WHAT YOU HAVE TO DO → Select each line where the word "PatCor" appears.

MATERIAL PROVIDED →
************

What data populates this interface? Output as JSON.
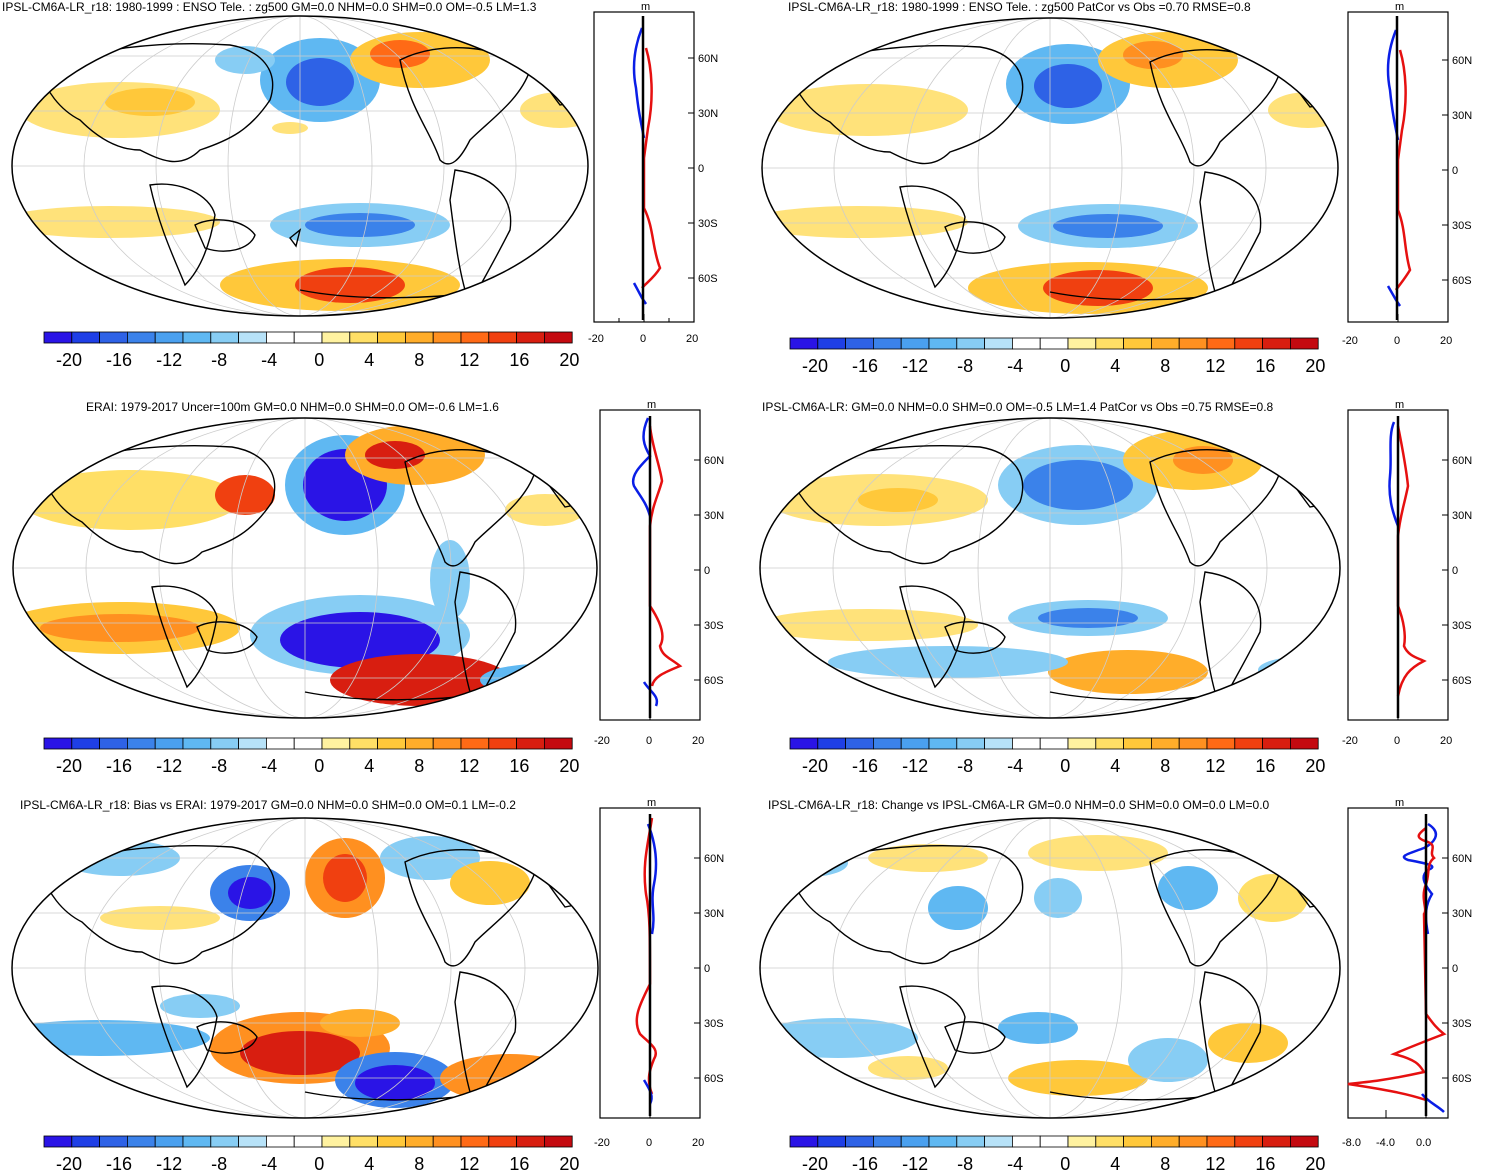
{
  "colorbar": {
    "colors": [
      "#2a14e6",
      "#1f3fe6",
      "#2e62e6",
      "#3b82ea",
      "#4aa0ef",
      "#5fb8f2",
      "#87cdf4",
      "#b7e2f8",
      "#ffffff",
      "#ffffff",
      "#fff2a0",
      "#ffdf66",
      "#ffc83a",
      "#ffad2a",
      "#ff9020",
      "#ff6a16",
      "#f04010",
      "#d81e10",
      "#c40a10"
    ],
    "labels": [
      "-20",
      "-16",
      "-12",
      "-8",
      "-4",
      "0",
      "4",
      "8",
      "12",
      "16",
      "20"
    ]
  },
  "latitude_labels": [
    "60N",
    "30N",
    "0",
    "30S",
    "60S"
  ],
  "profile_unit": "m",
  "panels": [
    {
      "id": "p1",
      "title": "IPSL-CM6A-LR_r18: 1980-1999 : ENSO Tele. : zg500 GM=0.0 NHM=0.0 SHM=0.0 OM=-0.5 LM=1.3",
      "profile_ticks": [
        "-20",
        "0",
        "20"
      ]
    },
    {
      "id": "p2",
      "title": "IPSL-CM6A-LR_r18: 1980-1999 : ENSO Tele. : zg500 PatCor vs Obs =0.70 RMSE=0.8",
      "profile_ticks": [
        "-20",
        "0",
        "20"
      ]
    },
    {
      "id": "p3",
      "title": "ERAI: 1979-2017 Uncer=100m GM=0.0 NHM=0.0 SHM=0.0 OM=-0.6 LM=1.6",
      "profile_ticks": [
        "-20",
        "0",
        "20"
      ]
    },
    {
      "id": "p4",
      "title": "IPSL-CM6A-LR: GM=0.0 NHM=0.0 SHM=0.0 OM=-0.5 LM=1.4 PatCor vs Obs =0.75 RMSE=0.8",
      "profile_ticks": [
        "-20",
        "0",
        "20"
      ]
    },
    {
      "id": "p5",
      "title": "IPSL-CM6A-LR_r18: Bias vs ERAI: 1979-2017 GM=0.0 NHM=0.0 SHM=0.0 OM=0.1 LM=-0.2",
      "profile_ticks": [
        "-20",
        "0",
        "20"
      ]
    },
    {
      "id": "p6",
      "title": "IPSL-CM6A-LR_r18: Change vs IPSL-CM6A-LR GM=0.0 NHM=0.0 SHM=0.0 OM=0.0 LM=0.0",
      "profile_ticks": [
        "-8.0",
        "-4.0",
        "0.0"
      ]
    }
  ]
}
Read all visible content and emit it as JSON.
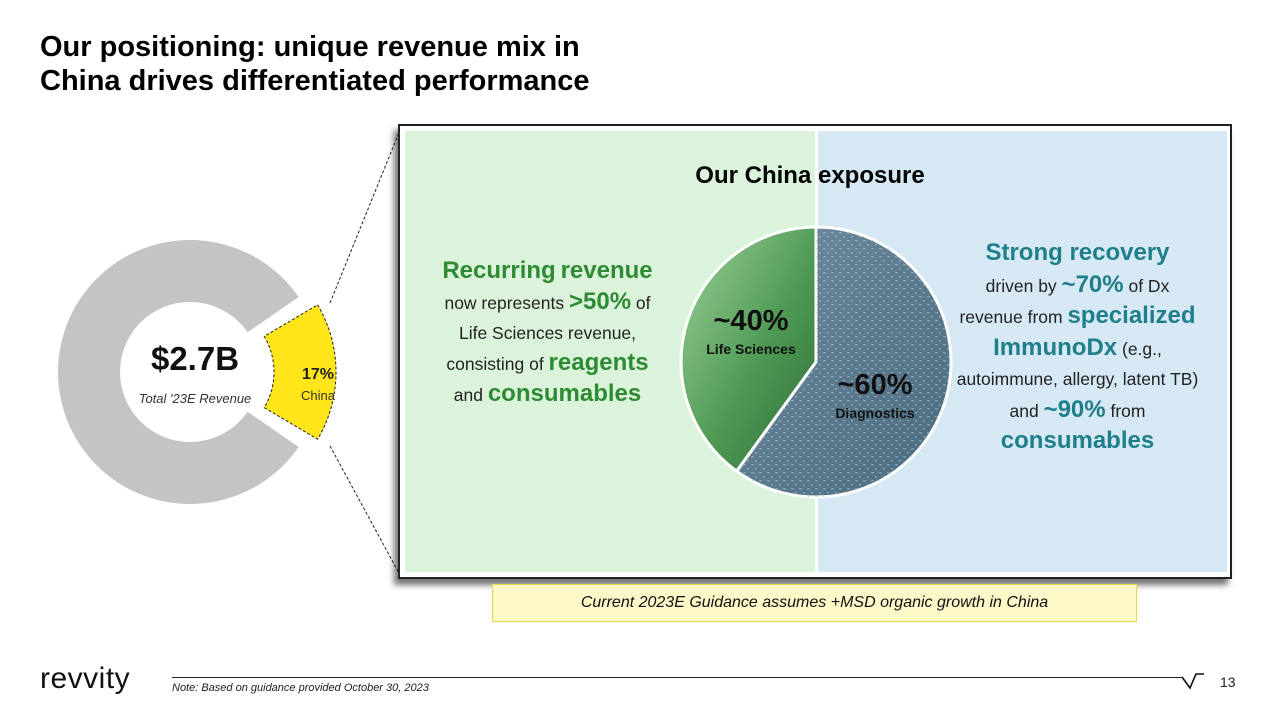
{
  "title": {
    "line1": "Our positioning: unique revenue mix in",
    "line2": "China drives differentiated performance"
  },
  "revenue_donut": {
    "total_value": "$2.7B",
    "total_label": "Total '23E Revenue",
    "segment_value": "17%",
    "segment_label": "China",
    "segment_share": 0.17,
    "colors": {
      "rest": "#c4c4c4",
      "segment": "#ffe51a"
    }
  },
  "panel": {
    "title": "Our China exposure",
    "left": {
      "p1": "Recurring",
      "p2": "revenue",
      "p3": " now represents ",
      "p4": ">50%",
      "p5": " of Life Sciences revenue, consisting of ",
      "p6": "reagents",
      "p7": " and ",
      "p8": "consumables"
    },
    "right": {
      "p1": "Strong recovery",
      "p2": "driven by ",
      "p3": "~70%",
      "p4": " of Dx revenue from ",
      "p5": "specialized ImmunoDx",
      "p6": " (e.g., autoimmune,  allergy, latent TB) and ",
      "p7": "~90%",
      "p8": " from ",
      "p9": "consumables"
    },
    "colors": {
      "left_bg": "#daf3da",
      "right_bg": "#d6e8f4",
      "green": "#2e8b34",
      "teal": "#1e7f8a"
    }
  },
  "china_pie": {
    "life_sciences_value": "~40%",
    "life_sciences_label": "Life Sciences",
    "life_sciences_share": 0.4,
    "diagnostics_value": "~60%",
    "diagnostics_label": "Diagnostics",
    "diagnostics_share": 0.6
  },
  "guidance": "Current 2023E Guidance assumes +MSD organic growth in China",
  "footer": {
    "logo_text": "revvity",
    "note": "Note: Based on guidance provided October 30, 2023",
    "page_number": "13"
  }
}
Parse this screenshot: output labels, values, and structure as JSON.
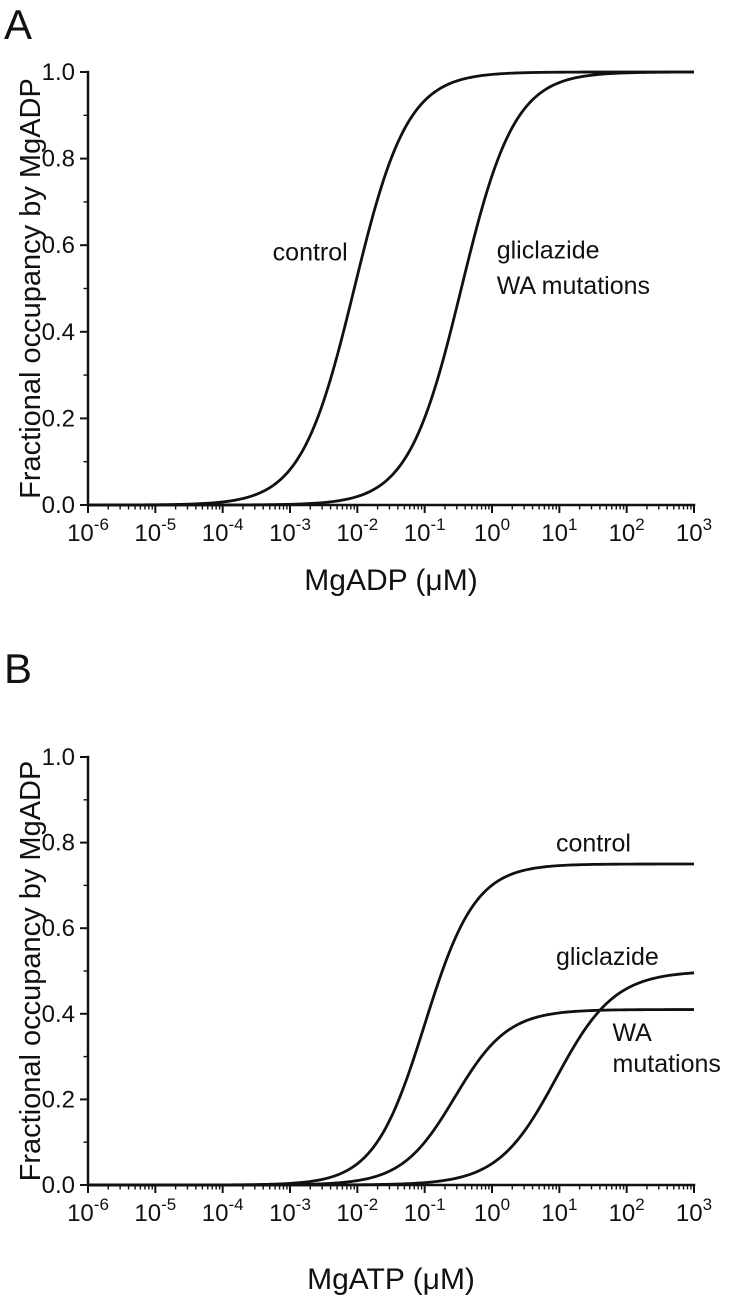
{
  "figure": {
    "background": "#ffffff",
    "line_color": "#111111"
  },
  "chart_data": [
    {
      "panel_label": "A",
      "type": "line",
      "xscale": "log",
      "xlabel": "MgADP (μM)",
      "ylabel": "Fractional occupancy by MgADP",
      "xlim_exponents": [
        -6,
        3
      ],
      "ylim": [
        0.0,
        1.0
      ],
      "xtick_exponents": [
        -6,
        -5,
        -4,
        -3,
        -2,
        -1,
        0,
        1,
        2,
        3
      ],
      "ytick_values": [
        0.0,
        0.2,
        0.4,
        0.6,
        0.8,
        1.0
      ],
      "ytick_labels": [
        "0.0",
        "0.2",
        "0.4",
        "0.6",
        "0.8",
        "1.0"
      ],
      "grid": false,
      "legend": "none",
      "series": [
        {
          "name": "control",
          "model": "hill",
          "ymax": 1.0,
          "ec50_uM": 0.009,
          "hill": 1.1
        },
        {
          "name": "gliclazide WA mutations",
          "model": "hill",
          "ymax": 1.0,
          "ec50_uM": 0.35,
          "hill": 1.1
        }
      ],
      "annotations": [
        {
          "text": "control",
          "x_exp": -2.7,
          "y": 0.585,
          "anchor": "middle"
        },
        {
          "text": "gliclazide",
          "x_exp": 0.07,
          "y": 0.59,
          "anchor": "start"
        },
        {
          "text": "WA mutations",
          "x_exp": 0.07,
          "y": 0.508,
          "anchor": "start"
        }
      ]
    },
    {
      "panel_label": "B",
      "type": "line",
      "xscale": "log",
      "xlabel": "MgATP (μM)",
      "ylabel": "Fractional occupancy by MgADP",
      "xlim_exponents": [
        -6,
        3
      ],
      "ylim": [
        0.0,
        1.0
      ],
      "xtick_exponents": [
        -6,
        -5,
        -4,
        -3,
        -2,
        -1,
        0,
        1,
        2,
        3
      ],
      "ytick_values": [
        0.0,
        0.2,
        0.4,
        0.6,
        0.8,
        1.0
      ],
      "ytick_labels": [
        "0.0",
        "0.2",
        "0.4",
        "0.6",
        "0.8",
        "1.0"
      ],
      "grid": false,
      "legend": "none",
      "series": [
        {
          "name": "control",
          "model": "hill",
          "ymax": 0.75,
          "ec50_uM": 0.1,
          "hill": 1.15
        },
        {
          "name": "WA mutations",
          "model": "hill",
          "ymax": 0.41,
          "ec50_uM": 0.28,
          "hill": 1.1
        },
        {
          "name": "gliclazide",
          "model": "hill",
          "ymax": 0.5,
          "ec50_uM": 9.0,
          "hill": 1.0
        }
      ],
      "annotations": [
        {
          "text": "control",
          "x_exp": 0.95,
          "y": 0.8,
          "anchor": "start"
        },
        {
          "text": "gliclazide",
          "x_exp": 0.95,
          "y": 0.535,
          "anchor": "start"
        },
        {
          "text": "WA",
          "x_exp": 1.79,
          "y": 0.358,
          "anchor": "start"
        },
        {
          "text": "mutations",
          "x_exp": 1.79,
          "y": 0.285,
          "anchor": "start"
        }
      ]
    }
  ]
}
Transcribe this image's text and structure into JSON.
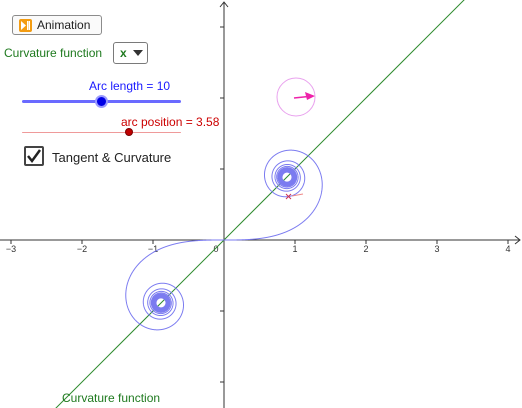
{
  "toolbar": {
    "animation_label": "Animation",
    "animation_icon": "play-pause-icon"
  },
  "controls": {
    "curvature_select_label": "Curvature function",
    "curvature_select_value": "x",
    "arc_length_label": "Arc length = 10",
    "arc_length_value": 10,
    "arc_position_label": "arc position = 3.58",
    "arc_position_value": 3.58,
    "checkbox_label": "Tangent & Curvature",
    "checkbox_checked": true
  },
  "graph": {
    "x_ticks": [
      "−3",
      "−2",
      "−1",
      "0",
      "1",
      "2",
      "3",
      "4"
    ],
    "curve_label": "Curvature function",
    "x_range": [
      -3,
      4
    ],
    "colors": {
      "curve": "#7b7bf0",
      "line": "#2e8b2e",
      "circle": "#e080e0",
      "arrow": "#ee22aa",
      "point": "#cc3355",
      "axes": "#333333",
      "slider_arc": "#0000e6",
      "slider_pos": "#c00000"
    }
  }
}
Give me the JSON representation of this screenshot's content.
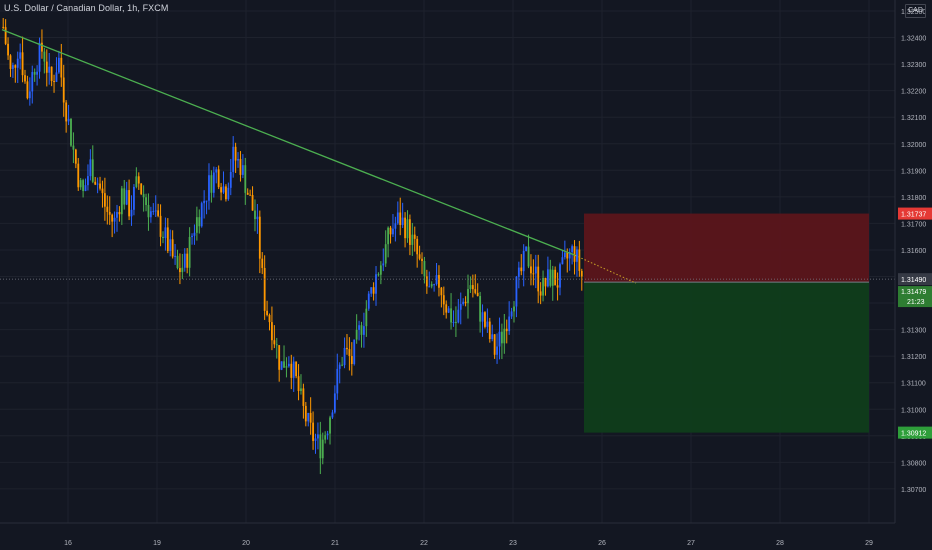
{
  "symbol_title": "U.S. Dollar / Canadian Dollar, 1h, FXCM",
  "currency": "CAD",
  "colors": {
    "background": "#131722",
    "grid": "#1e222d",
    "up_candle": "#2962ff",
    "down_candle": "#ff9800",
    "trend_line": "#4caf50",
    "stop_zone": "#5b151b",
    "target_zone": "#0f3d1b",
    "stop_label": "#e53935",
    "target_label": "#2e9e3a",
    "current_price_label": "#363a45",
    "entry_label": "#2e7d32"
  },
  "price_axis": {
    "ticks": [
      "1.32500",
      "1.32400",
      "1.32300",
      "1.32200",
      "1.32100",
      "1.32000",
      "1.31900",
      "1.31800",
      "1.31700",
      "1.31600",
      "1.31500",
      "1.31400",
      "1.31300",
      "1.31200",
      "1.31100",
      "1.31000",
      "1.30900",
      "1.30800",
      "1.30700"
    ]
  },
  "time_axis": {
    "ticks": [
      "16",
      "19",
      "20",
      "21",
      "22",
      "23",
      "26",
      "27",
      "28",
      "29"
    ]
  },
  "labels": {
    "stop_price": "1.31737",
    "current_price": "1.31490",
    "entry_price": "1.31479",
    "countdown": "21:23",
    "target_price": "1.30912"
  },
  "chart_data": {
    "type": "candlestick",
    "symbol": "USDCAD",
    "timeframe": "1h",
    "ylim": [
      1.3065,
      1.3255
    ],
    "x_ticks": [
      "16",
      "19",
      "20",
      "21",
      "22",
      "23",
      "26",
      "27",
      "28",
      "29"
    ],
    "trend_line": {
      "from": [
        "15",
        1.3243
      ],
      "to": [
        "26",
        1.315
      ]
    },
    "position": {
      "entry": 1.31479,
      "stop": 1.31737,
      "target": 1.30912
    },
    "last_price": 1.3149,
    "price_path": [
      1.3244,
      1.3225,
      1.3238,
      1.3218,
      1.323,
      1.3236,
      1.3222,
      1.3232,
      1.3212,
      1.3195,
      1.318,
      1.3192,
      1.3185,
      1.3175,
      1.317,
      1.3182,
      1.3175,
      1.3186,
      1.3178,
      1.3172,
      1.3168,
      1.316,
      1.3152,
      1.3155,
      1.3168,
      1.3176,
      1.3185,
      1.319,
      1.3182,
      1.3195,
      1.3192,
      1.318,
      1.317,
      1.314,
      1.313,
      1.3116,
      1.312,
      1.311,
      1.3098,
      1.309,
      1.3086,
      1.3095,
      1.311,
      1.3122,
      1.3118,
      1.313,
      1.314,
      1.315,
      1.3158,
      1.3168,
      1.3172,
      1.3168,
      1.316,
      1.315,
      1.3142,
      1.3148,
      1.3138,
      1.3132,
      1.314,
      1.3148,
      1.3138,
      1.313,
      1.3122,
      1.3128,
      1.314,
      1.3148,
      1.3158,
      1.3152,
      1.3145,
      1.315,
      1.3148,
      1.3156,
      1.316,
      1.315
    ]
  }
}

************

WRITTEN REPLY →
      "title": "IPSL-CM6A-LR_r18: 1980-1999 : ENSO Tele. : zg500 PatCor vs Obs =0.70 RMSE=0.8",
      "title": "IPSL-CM6A-LR: GM=0.0 NHM=0.0 SHM=0.0 OM=-0.5 LM=1.4 PatCor vs Obs =0.75 RMSE=0.8",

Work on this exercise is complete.